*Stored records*

----

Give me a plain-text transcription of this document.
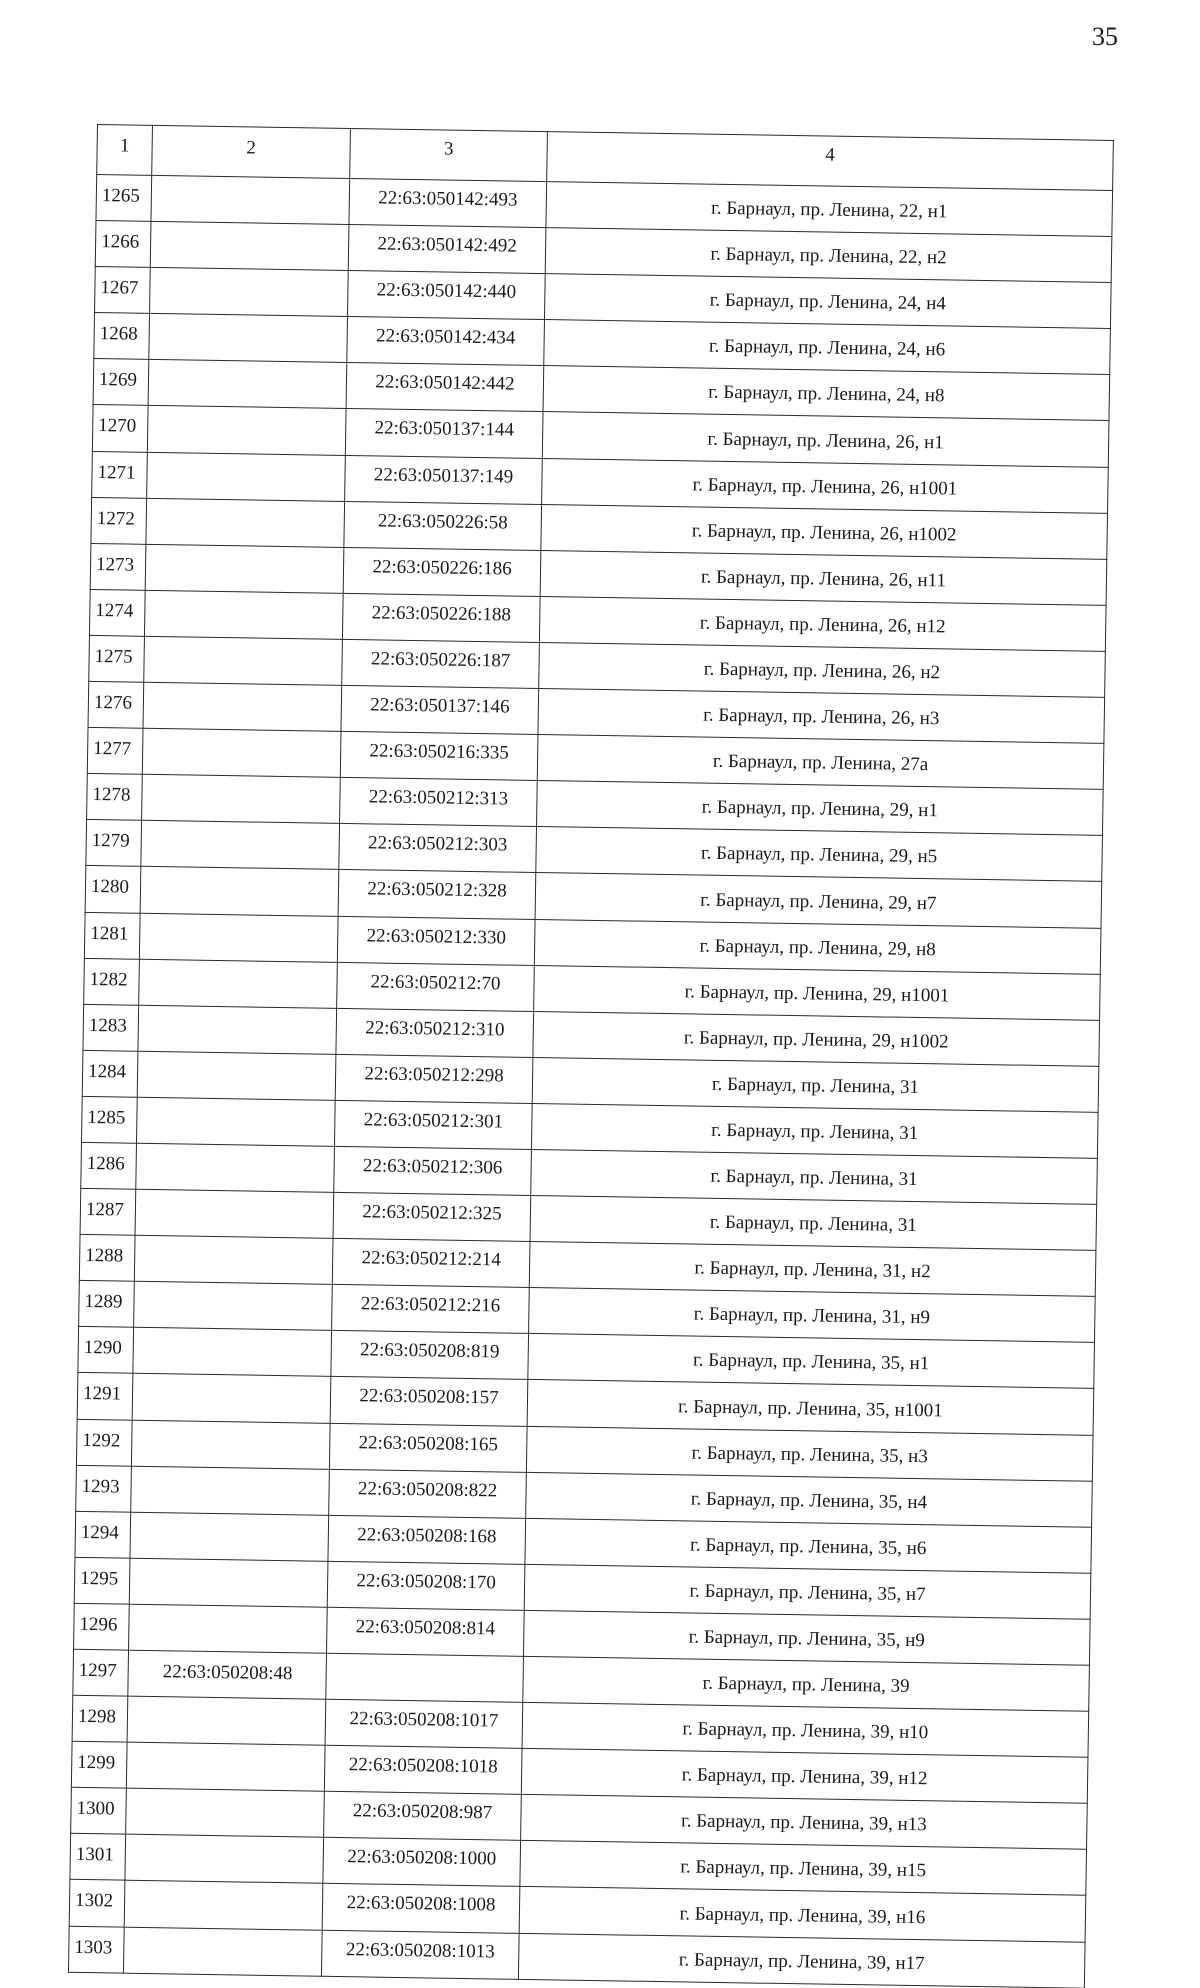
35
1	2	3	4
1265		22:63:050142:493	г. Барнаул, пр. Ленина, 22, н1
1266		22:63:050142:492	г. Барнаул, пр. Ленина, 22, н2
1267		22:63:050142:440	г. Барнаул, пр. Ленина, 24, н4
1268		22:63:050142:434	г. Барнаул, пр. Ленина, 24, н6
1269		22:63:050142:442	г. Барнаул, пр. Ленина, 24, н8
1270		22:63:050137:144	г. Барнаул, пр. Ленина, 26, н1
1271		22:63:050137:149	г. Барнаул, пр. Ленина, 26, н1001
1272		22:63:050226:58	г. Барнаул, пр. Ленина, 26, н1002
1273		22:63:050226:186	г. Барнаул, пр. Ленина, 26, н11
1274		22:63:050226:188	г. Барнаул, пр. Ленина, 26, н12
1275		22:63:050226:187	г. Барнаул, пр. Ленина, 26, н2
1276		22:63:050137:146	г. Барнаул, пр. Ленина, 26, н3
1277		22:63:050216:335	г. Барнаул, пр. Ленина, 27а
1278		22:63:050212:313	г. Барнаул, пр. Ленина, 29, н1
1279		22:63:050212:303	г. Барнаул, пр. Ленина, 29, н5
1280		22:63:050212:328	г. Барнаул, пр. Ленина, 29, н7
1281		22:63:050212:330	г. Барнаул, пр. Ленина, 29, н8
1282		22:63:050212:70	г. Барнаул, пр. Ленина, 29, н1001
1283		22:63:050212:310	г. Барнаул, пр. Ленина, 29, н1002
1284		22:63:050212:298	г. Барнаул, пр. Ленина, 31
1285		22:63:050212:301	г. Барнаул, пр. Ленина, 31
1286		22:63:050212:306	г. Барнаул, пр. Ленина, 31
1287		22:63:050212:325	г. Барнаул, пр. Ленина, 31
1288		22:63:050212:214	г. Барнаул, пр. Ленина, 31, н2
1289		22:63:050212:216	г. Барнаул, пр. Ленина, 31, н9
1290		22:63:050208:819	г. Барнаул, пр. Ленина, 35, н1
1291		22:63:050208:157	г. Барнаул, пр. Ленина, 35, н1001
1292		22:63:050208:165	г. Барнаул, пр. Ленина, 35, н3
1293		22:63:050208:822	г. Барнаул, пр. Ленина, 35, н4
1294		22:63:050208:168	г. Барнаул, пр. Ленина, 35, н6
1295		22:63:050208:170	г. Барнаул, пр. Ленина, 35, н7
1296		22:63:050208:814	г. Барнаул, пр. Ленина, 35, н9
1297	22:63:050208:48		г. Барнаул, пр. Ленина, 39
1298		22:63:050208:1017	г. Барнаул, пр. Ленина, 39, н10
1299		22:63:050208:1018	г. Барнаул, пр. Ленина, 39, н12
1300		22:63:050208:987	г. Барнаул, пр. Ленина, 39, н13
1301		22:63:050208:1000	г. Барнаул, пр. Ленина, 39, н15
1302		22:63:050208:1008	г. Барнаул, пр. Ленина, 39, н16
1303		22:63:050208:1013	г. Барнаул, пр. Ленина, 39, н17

----

*Written instruction*
Print each line of the material above exactly, with the pictures removed from your copy.

*Response below*
Give me a plain-text transcription of this document.
35
1	2	3	4
1265		22:63:050142:493	г. Барнаул, пр. Ленина, 22, н1
1266		22:63:050142:492	г. Барнаул, пр. Ленина, 22, н2
1267		22:63:050142:440	г. Барнаул, пр. Ленина, 24, н4
1268		22:63:050142:434	г. Барнаул, пр. Ленина, 24, н6
1269		22:63:050142:442	г. Барнаул, пр. Ленина, 24, н8
1270		22:63:050137:144	г. Барнаул, пр. Ленина, 26, н1
1271		22:63:050137:149	г. Барнаул, пр. Ленина, 26, н1001
1272		22:63:050226:58	г. Барнаул, пр. Ленина, 26, н1002
1273		22:63:050226:186	г. Барнаул, пр. Ленина, 26, н11
1274		22:63:050226:188	г. Барнаул, пр. Ленина, 26, н12
1275		22:63:050226:187	г. Барнаул, пр. Ленина, 26, н2
1276		22:63:050137:146	г. Барнаул, пр. Ленина, 26, н3
1277		22:63:050216:335	г. Барнаул, пр. Ленина, 27а
1278		22:63:050212:313	г. Барнаул, пр. Ленина, 29, н1
1279		22:63:050212:303	г. Барнаул, пр. Ленина, 29, н5
1280		22:63:050212:328	г. Барнаул, пр. Ленина, 29, н7
1281		22:63:050212:330	г. Барнаул, пр. Ленина, 29, н8
1282		22:63:050212:70	г. Барнаул, пр. Ленина, 29, н1001
1283		22:63:050212:310	г. Барнаул, пр. Ленина, 29, н1002
1284		22:63:050212:298	г. Барнаул, пр. Ленина, 31
1285		22:63:050212:301	г. Барнаул, пр. Ленина, 31
1286		22:63:050212:306	г. Барнаул, пр. Ленина, 31
1287		22:63:050212:325	г. Барнаул, пр. Ленина, 31
1288		22:63:050212:214	г. Барнаул, пр. Ленина, 31, н2
1289		22:63:050212:216	г. Барнаул, пр. Ленина, 31, н9
1290		22:63:050208:819	г. Барнаул, пр. Ленина, 35, н1
1291		22:63:050208:157	г. Барнаул, пр. Ленина, 35, н1001
1292		22:63:050208:165	г. Барнаул, пр. Ленина, 35, н3
1293		22:63:050208:822	г. Барнаул, пр. Ленина, 35, н4
1294		22:63:050208:168	г. Барнаул, пр. Ленина, 35, н6
1295		22:63:050208:170	г. Барнаул, пр. Ленина, 35, н7
1296		22:63:050208:814	г. Барнаул, пр. Ленина, 35, н9
1297	22:63:050208:48		г. Барнаул, пр. Ленина, 39
1298		22:63:050208:1017	г. Барнаул, пр. Ленина, 39, н10
1299		22:63:050208:1018	г. Барнаул, пр. Ленина, 39, н12
1300		22:63:050208:987	г. Барнаул, пр. Ленина, 39, н13
1301		22:63:050208:1000	г. Барнаул, пр. Ленина, 39, н15
1302		22:63:050208:1008	г. Барнаул, пр. Ленина, 39, н16
1303		22:63:050208:1013	г. Барнаул, пр. Ленина, 39, н17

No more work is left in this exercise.